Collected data
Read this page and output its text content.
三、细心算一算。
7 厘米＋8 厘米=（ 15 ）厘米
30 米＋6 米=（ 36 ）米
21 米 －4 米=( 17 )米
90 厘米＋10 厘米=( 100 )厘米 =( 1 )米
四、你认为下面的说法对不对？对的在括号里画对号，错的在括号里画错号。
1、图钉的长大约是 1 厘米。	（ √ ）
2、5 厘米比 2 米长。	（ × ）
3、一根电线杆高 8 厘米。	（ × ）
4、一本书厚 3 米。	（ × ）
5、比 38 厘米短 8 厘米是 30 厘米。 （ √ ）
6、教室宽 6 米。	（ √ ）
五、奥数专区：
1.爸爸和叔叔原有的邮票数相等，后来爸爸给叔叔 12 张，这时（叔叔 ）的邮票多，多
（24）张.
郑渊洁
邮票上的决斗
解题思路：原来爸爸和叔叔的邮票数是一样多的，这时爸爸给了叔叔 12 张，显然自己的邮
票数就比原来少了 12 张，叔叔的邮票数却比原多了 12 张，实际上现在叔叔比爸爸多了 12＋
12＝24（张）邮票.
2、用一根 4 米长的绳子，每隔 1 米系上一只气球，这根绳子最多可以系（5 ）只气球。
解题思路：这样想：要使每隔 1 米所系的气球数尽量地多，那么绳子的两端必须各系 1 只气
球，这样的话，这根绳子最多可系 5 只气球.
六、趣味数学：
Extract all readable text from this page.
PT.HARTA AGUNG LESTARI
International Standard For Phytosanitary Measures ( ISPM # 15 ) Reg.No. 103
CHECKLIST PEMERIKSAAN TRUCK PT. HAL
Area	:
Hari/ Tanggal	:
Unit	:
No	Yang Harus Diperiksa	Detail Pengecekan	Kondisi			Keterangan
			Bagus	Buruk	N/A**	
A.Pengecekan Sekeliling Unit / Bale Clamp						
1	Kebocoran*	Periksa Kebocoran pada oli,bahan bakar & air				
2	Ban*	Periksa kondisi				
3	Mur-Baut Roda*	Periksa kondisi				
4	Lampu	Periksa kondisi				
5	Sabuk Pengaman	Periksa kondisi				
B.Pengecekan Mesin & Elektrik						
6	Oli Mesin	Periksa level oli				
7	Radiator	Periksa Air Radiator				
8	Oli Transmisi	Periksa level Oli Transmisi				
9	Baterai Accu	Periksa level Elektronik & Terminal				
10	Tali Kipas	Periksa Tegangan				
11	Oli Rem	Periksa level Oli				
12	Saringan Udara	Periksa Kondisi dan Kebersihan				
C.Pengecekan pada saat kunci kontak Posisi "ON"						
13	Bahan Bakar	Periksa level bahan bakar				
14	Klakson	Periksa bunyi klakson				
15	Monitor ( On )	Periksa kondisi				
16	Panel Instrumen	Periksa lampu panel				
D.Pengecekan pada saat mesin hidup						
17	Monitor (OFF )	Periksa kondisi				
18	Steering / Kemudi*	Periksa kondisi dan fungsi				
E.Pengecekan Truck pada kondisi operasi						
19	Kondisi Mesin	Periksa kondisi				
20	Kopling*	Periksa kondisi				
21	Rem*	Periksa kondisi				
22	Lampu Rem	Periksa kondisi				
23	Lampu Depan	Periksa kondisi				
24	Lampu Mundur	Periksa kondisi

● **GOAL**
Reproduce each line holding the word "page".

● **EXERCISE OUTPUT**
Read this page and output its text content.
Extract all readable text from this page.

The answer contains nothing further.